-- TASK --
Check each line of the listing below for the string "rail", and copy the ones that have it.
---
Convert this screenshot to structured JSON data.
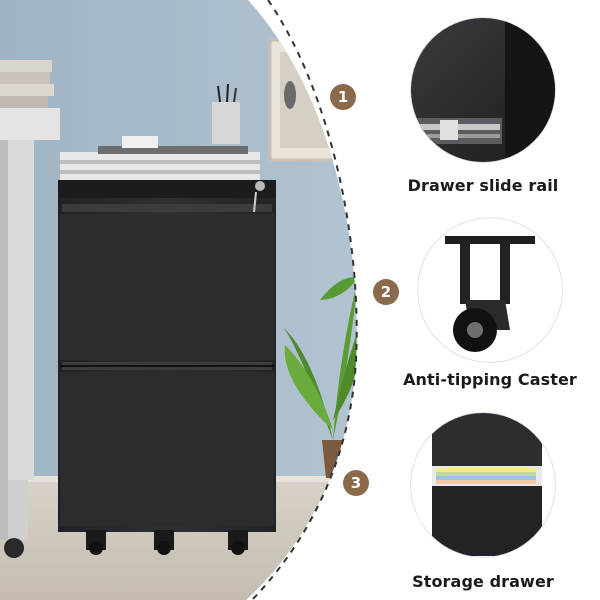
{
  "features": [
    {
      "step": "1",
      "label": "Drawer slide rail",
      "icon": "drawer-slide-rail-photo"
    },
    {
      "step": "2",
      "label": "Anti-tipping Caster",
      "icon": "caster-photo"
    },
    {
      "step": "3",
      "label": "Storage drawer",
      "icon": "storage-drawer-photo"
    }
  ],
  "colors": {
    "wall": "#a9bccb",
    "cabinet": "#2b2d30",
    "step_badge": "#8a6a4a",
    "label_text": "#1a1a1a"
  }
}
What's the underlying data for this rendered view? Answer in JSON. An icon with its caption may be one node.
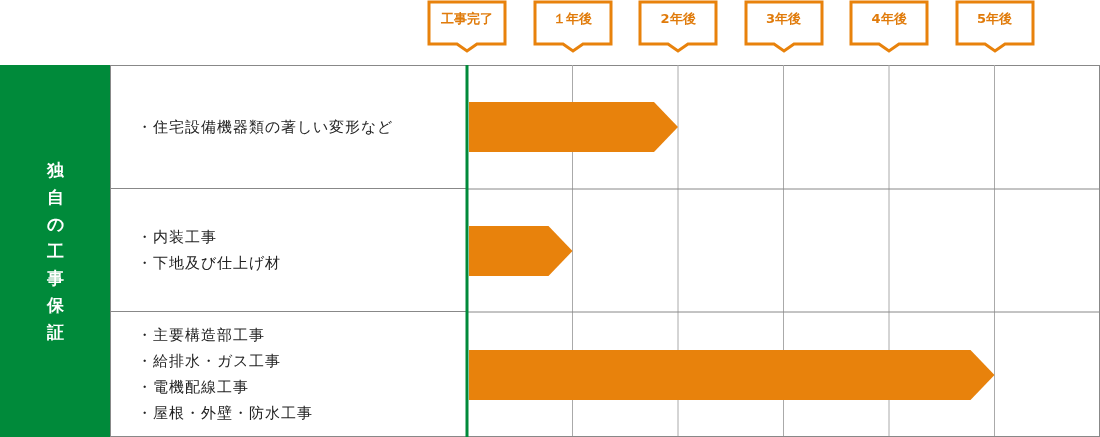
{
  "diagram": {
    "nodes": [
      {
        "text": [
          "独自の工事保証"
        ]
      },
      {
        "text": [
          "・住宅設備機器類の著しい変形など"
        ]
      },
      {
        "text": [
          "・内装工事",
          "・下地及び仕上げ材"
        ]
      },
      {
        "text": [
          "・主要構造部工事",
          "・給排水・ガス工事",
          "・電機配線工事",
          "・屋根・外壁・防水工事"
        ]
      }
    ],
    "chart_data": {
      "type": "bar",
      "orientation": "horizontal",
      "values": [
        2,
        1,
        5
      ],
      "xlim": [
        0,
        6
      ],
      "grid": true,
      "xticks": [
        {
          "value": 0,
          "label": "工事完了"
        },
        {
          "value": 1,
          "label": "１年後"
        },
        {
          "value": 2,
          "label": "2年後"
        },
        {
          "value": 3,
          "label": "3年後"
        },
        {
          "value": 4,
          "label": "4年後"
        },
        {
          "value": 5,
          "label": "5年後"
        }
      ]
    }
  }
}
---
-- RESPONSE --
      "label": "Drawer slide rail",
      "icon": "drawer-slide-rail-photo"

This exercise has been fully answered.